TASK INSTRUCTIONS >> The entire listing is to be repeated verbatim.

GIVEN DATA >>

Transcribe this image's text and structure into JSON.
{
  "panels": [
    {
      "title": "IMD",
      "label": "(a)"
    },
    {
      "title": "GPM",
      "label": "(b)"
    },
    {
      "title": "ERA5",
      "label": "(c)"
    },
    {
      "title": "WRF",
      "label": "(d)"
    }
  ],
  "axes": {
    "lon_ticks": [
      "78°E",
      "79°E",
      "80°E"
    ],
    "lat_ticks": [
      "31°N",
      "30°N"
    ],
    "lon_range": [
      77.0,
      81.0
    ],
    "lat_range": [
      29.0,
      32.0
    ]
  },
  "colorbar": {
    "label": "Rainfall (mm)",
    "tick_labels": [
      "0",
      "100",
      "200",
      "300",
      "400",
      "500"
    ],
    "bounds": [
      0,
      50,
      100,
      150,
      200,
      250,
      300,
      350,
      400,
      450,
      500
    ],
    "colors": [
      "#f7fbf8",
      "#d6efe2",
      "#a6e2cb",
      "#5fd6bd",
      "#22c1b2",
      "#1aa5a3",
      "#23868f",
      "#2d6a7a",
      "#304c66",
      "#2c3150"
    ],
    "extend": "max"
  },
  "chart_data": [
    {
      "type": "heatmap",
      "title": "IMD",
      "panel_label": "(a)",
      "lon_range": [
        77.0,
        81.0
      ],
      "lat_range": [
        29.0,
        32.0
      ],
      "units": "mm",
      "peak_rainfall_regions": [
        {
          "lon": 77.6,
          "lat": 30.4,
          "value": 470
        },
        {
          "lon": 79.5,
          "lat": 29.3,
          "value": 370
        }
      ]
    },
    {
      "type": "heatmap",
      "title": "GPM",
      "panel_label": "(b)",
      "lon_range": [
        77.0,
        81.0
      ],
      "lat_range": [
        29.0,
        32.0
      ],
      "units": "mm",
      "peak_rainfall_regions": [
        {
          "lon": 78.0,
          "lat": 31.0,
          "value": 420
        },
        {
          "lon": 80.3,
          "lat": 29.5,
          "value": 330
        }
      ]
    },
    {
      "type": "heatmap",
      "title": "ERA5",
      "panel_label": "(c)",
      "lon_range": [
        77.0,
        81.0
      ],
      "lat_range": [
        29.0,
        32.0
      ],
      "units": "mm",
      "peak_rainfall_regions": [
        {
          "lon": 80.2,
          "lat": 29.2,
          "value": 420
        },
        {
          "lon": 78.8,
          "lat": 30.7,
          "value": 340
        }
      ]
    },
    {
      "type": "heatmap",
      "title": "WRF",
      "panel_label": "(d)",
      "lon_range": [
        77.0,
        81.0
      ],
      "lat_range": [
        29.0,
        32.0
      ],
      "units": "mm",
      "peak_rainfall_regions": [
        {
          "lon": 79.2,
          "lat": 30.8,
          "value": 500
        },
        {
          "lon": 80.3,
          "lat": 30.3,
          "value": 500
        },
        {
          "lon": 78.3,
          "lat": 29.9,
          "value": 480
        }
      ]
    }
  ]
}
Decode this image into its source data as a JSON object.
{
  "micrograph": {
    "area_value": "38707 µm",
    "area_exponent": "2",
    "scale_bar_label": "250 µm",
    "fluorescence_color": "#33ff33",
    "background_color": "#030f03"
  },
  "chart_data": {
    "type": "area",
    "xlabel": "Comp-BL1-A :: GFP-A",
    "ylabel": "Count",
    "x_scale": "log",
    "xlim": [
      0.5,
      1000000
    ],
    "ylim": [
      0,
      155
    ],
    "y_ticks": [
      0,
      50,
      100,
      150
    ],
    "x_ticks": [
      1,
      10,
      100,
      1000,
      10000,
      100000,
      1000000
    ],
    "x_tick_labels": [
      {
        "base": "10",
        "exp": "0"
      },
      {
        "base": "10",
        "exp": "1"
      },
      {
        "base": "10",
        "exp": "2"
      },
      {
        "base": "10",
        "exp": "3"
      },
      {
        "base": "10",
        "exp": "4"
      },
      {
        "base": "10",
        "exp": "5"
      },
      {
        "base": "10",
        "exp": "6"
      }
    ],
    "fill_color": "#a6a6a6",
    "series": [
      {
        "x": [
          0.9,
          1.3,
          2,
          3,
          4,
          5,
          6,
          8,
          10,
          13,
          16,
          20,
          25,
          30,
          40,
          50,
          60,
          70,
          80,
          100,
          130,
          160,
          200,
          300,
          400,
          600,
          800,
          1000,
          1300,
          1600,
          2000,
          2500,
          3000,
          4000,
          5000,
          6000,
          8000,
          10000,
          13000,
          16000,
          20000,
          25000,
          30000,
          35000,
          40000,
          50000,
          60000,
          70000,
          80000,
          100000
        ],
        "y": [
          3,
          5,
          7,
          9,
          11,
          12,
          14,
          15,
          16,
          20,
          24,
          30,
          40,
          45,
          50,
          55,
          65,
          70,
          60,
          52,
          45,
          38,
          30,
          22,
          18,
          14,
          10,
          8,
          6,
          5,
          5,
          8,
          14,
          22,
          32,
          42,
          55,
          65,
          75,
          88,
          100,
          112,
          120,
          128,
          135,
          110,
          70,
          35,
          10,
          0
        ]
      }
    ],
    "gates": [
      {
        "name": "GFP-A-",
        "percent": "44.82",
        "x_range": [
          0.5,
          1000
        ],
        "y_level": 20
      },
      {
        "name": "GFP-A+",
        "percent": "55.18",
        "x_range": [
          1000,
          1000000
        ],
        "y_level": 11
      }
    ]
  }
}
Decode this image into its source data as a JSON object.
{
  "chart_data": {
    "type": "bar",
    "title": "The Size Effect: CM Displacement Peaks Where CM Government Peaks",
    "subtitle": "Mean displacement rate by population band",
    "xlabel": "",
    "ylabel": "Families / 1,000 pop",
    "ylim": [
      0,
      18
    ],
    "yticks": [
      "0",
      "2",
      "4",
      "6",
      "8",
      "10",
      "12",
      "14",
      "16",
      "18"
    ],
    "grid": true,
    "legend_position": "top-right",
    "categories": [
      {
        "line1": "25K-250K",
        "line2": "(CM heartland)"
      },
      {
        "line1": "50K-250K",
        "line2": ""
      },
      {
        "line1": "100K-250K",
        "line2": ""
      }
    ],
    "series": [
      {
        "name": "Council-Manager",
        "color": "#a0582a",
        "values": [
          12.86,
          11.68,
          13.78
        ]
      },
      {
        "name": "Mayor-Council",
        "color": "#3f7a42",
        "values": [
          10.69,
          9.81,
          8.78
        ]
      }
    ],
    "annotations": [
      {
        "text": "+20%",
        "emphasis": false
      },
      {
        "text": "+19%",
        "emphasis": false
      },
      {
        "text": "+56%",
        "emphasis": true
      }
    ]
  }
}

TASK SOLUTION >>
Transcribe this image's text and structure into JSON.
{
  "panels": [
    {
      "title": "IMD",
      "label": "(a)"
    },
    {
      "title": "GPM",
      "label": "(b)"
    },
    {
      "title": "ERA5",
      "label": "(c)"
    },
    {
      "title": "WRF",
      "label": "(d)"
    }
  ],
  "axes": {
    "lon_ticks": [
      "78°E",
      "79°E",
      "80°E"
    ],
    "lat_ticks": [
      "31°N",
      "30°N"
    ],
    "lon_range": [
      77.0,
      81.0
    ],
    "lat_range": [
      29.0,
      32.0
    ]
  },
  "colorbar": {
    "label": "Rainfall (mm)",
    "tick_labels": [
      "0",
      "100",
      "200",
      "300",
      "400",
      "500"
    ],
    "bounds": [
      0,
      50,
      100,
      150,
      200,
      250,
      300,
      350,
      400,
      450,
      500
    ],
    "colors": [
      "#f7fbf8",
      "#d6efe2",
      "#a6e2cb",
      "#5fd6bd",
      "#22c1b2",
      "#1aa5a3",
      "#23868f",
      "#2d6a7a",
      "#304c66",
      "#2c3150"
    ],
    "extend": "max"
  },
  "chart_data": [
    {
      "type": "heatmap",
      "title": "IMD",
      "panel_label": "(a)",
      "lon_range": [
        77.0,
        81.0
      ],
      "lat_range": [
        29.0,
        32.0
      ],
      "units": "mm",
      "peak_rainfall_regions": [
        {
          "lon": 77.6,
          "lat": 30.4,
          "value": 470
        },
        {
          "lon": 79.5,
          "lat": 29.3,
          "value": 370
        }
      ]
    },
    {
      "type": "heatmap",
      "title": "GPM",
      "panel_label": "(b)",
      "lon_range": [
        77.0,
        81.0
      ],
      "lat_range": [
        29.0,
        32.0
      ],
      "units": "mm",
      "peak_rainfall_regions": [
        {
          "lon": 78.0,
          "lat": 31.0,
          "value": 420
        },
        {
          "lon": 80.3,
          "lat": 29.5,
          "value": 330
        }
      ]
    },
    {
      "type": "heatmap",
      "title": "ERA5",
      "panel_label": "(c)",
      "lon_range": [
        77.0,
        81.0
      ],
      "lat_range": [
        29.0,
        32.0
      ],
      "units": "mm",
      "peak_rainfall_regions": [
        {
          "lon": 80.2,
          "lat": 29.2,
          "value": 420
        },
        {
          "lon": 78.8,
          "lat": 30.7,
          "value": 340
        }
      ]
    },
    {
      "type": "heatmap",
      "title": "WRF",
      "panel_label": "(d)",
      "lon_range": [
        77.0,
        81.0
      ],
      "lat_range": [
        29.0,
        32.0
      ],
      "units": "mm",
      "peak_rainfall_regions": [
        {
          "lon": 79.2,
          "lat": 30.8,
          "value": 500
        },
        {
          "lon": 80.3,
          "lat": 30.3,
          "value": 500
        },
        {
          "lon": 78.3,
          "lat": 29.9,
          "value": 480
        }
      ]
    }
  ]
}
Decode this image into its source data as a JSON object.
{
  "micrograph": {
    "area_value": "38707 µm",
    "area_exponent": "2",
    "scale_bar_label": "250 µm",
    "fluorescence_color": "#33ff33",
    "background_color": "#030f03"
  },
  "chart_data": {
    "type": "area",
    "xlabel": "Comp-BL1-A :: GFP-A",
    "ylabel": "Count",
    "x_scale": "log",
    "xlim": [
      0.5,
      1000000
    ],
    "ylim": [
      0,
      155
    ],
    "y_ticks": [
      0,
      50,
      100,
      150
    ],
    "x_ticks": [
      1,
      10,
      100,
      1000,
      10000,
      100000,
      1000000
    ],
    "x_tick_labels": [
      {
        "base": "10",
        "exp": "0"
      },
      {
        "base": "10",
        "exp": "1"
      },
      {
        "base": "10",
        "exp": "2"
      },
      {
        "base": "10",
        "exp": "3"
      },
      {
        "base": "10",
        "exp": "4"
      },
      {
        "base": "10",
        "exp": "5"
      },
      {
        "base": "10",
        "exp": "6"
      }
    ],
    "fill_color": "#a6a6a6",
    "series": [
      {
        "x": [
          0.9,
          1.3,
          2,
          3,
          4,
          5,
          6,
          8,
          10,
          13,
          16,
          20,
          25,
          30,
          40,
          50,
          60,
          70,
          80,
          100,
          130,
          160,
          200,
          300,
          400,
          600,
          800,
          1000,
          1300,
          1600,
          2000,
          2500,
          3000,
          4000,
          5000,
          6000,
          8000,
          10000,
          13000,
          16000,
          20000,
          25000,
          30000,
          35000,
          40000,
          50000,
          60000,
          70000,
          80000,
          100000
        ],
        "y": [
          3,
          5,
          7,
          9,
          11,
          12,
          14,
          15,
          16,
          20,
          24,
          30,
          40,
          45,
          50,
          55,
          65,
          70,
          60,
          52,
          45,
          38,
          30,
          22,
          18,
          14,
          10,
          8,
          6,
          5,
          5,
          8,
          14,
          22,
          32,
          42,
          55,
          65,
          75,
          88,
          100,
          112,
          120,
          128,
          135,
          110,
          70,
          35,
          10,
          0
        ]
      }
    ],
    "gates": [
      {
        "name": "GFP-A-",
        "percent": "44.82",
        "x_range": [
          0.5,
          1000
        ],
        "y_level": 20
      },
      {
        "name": "GFP-A+",
        "percent": "55.18",
        "x_range": [
          1000,
          1000000
        ],
        "y_level": 11
      }
    ]
  }
}
Decode this image into its source data as a JSON object.
{
  "chart_data": {
    "type": "bar",
    "title": "The Size Effect: CM Displacement Peaks Where CM Government Peaks",
    "subtitle": "Mean displacement rate by population band",
    "xlabel": "",
    "ylabel": "Families / 1,000 pop",
    "ylim": [
      0,
      18
    ],
    "yticks": [
      "0",
      "2",
      "4",
      "6",
      "8",
      "10",
      "12",
      "14",
      "16",
      "18"
    ],
    "grid": true,
    "legend_position": "top-right",
    "categories": [
      {
        "line1": "25K-250K",
        "line2": "(CM heartland)"
      },
      {
        "line1": "50K-250K",
        "line2": ""
      },
      {
        "line1": "100K-250K",
        "line2": ""
      }
    ],
    "series": [
      {
        "name": "Council-Manager",
        "color": "#a0582a",
        "values": [
          12.86,
          11.68,
          13.78
        ]
      },
      {
        "name": "Mayor-Council",
        "color": "#3f7a42",
        "values": [
          10.69,
          9.81,
          8.78
        ]
      }
    ],
    "annotations": [
      {
        "text": "+20%",
        "emphasis": false
      },
      {
        "text": "+19%",
        "emphasis": false
      },
      {
        "text": "+56%",
        "emphasis": true
      }
    ]
  }
}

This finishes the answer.